** START Data in this exercise **

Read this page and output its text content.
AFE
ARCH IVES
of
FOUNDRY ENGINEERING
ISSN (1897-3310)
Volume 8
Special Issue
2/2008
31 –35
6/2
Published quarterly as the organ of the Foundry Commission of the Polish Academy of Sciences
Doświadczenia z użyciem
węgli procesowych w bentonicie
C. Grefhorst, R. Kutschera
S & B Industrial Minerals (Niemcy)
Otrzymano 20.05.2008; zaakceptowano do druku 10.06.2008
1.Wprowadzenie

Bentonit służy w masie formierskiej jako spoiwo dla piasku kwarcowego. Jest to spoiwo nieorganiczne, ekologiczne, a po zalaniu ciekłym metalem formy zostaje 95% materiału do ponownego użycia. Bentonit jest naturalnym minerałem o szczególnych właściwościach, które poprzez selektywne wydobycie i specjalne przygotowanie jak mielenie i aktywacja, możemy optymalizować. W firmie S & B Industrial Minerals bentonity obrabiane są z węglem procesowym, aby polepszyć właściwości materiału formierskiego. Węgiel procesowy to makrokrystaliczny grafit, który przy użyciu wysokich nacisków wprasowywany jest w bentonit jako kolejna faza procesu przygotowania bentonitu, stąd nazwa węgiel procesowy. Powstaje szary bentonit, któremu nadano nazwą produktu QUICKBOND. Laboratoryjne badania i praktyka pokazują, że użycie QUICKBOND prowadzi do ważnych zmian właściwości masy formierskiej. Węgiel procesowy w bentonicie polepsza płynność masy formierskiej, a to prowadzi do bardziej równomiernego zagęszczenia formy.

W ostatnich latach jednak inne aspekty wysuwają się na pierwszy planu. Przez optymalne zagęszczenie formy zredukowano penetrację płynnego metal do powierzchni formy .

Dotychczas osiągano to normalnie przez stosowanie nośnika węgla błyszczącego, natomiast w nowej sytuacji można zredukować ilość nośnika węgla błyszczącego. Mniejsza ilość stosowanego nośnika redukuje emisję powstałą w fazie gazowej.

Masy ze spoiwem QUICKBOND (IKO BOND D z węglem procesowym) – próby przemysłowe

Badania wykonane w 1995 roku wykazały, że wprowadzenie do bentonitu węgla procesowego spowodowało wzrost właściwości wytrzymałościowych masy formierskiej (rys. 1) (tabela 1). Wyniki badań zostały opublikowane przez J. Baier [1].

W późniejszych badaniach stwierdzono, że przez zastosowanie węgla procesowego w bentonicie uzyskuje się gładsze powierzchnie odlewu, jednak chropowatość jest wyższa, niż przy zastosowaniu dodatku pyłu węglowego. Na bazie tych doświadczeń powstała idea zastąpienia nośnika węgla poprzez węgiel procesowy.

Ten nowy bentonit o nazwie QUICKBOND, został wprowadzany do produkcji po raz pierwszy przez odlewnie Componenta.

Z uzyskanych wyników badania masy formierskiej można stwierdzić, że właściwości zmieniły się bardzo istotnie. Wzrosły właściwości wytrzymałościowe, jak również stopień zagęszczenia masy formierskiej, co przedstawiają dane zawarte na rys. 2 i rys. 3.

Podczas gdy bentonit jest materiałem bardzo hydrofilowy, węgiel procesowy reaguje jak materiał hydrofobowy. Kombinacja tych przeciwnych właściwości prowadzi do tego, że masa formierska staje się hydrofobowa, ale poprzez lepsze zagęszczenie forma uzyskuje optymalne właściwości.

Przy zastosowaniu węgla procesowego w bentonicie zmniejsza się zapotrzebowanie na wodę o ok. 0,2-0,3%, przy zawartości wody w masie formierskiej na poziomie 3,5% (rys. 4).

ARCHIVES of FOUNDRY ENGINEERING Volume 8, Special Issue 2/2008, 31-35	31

** END Data in this exercise **

Select all lines with the word "można" from the entries above.

**Finished answer:**
Dotychczas osiągano to normalnie przez stosowanie nośnika węgla błyszczącego, natomiast w nowej sytuacji można zredukować ilość nośnika węgla błyszczącego. Mniejsza ilość stosowanego nośnika redukuje emisję powstałą w fazie gazowej.
Z uzyskanych wyników badania masy formierskiej można stwierdzić, że właściwości zmieniły się bardzo istotnie. Wzrosły właściwości wytrzymałościowe, jak również stopień zagęszczenia masy formierskiej, co przedstawiają dane zawarte na rys. 2 i rys. 3.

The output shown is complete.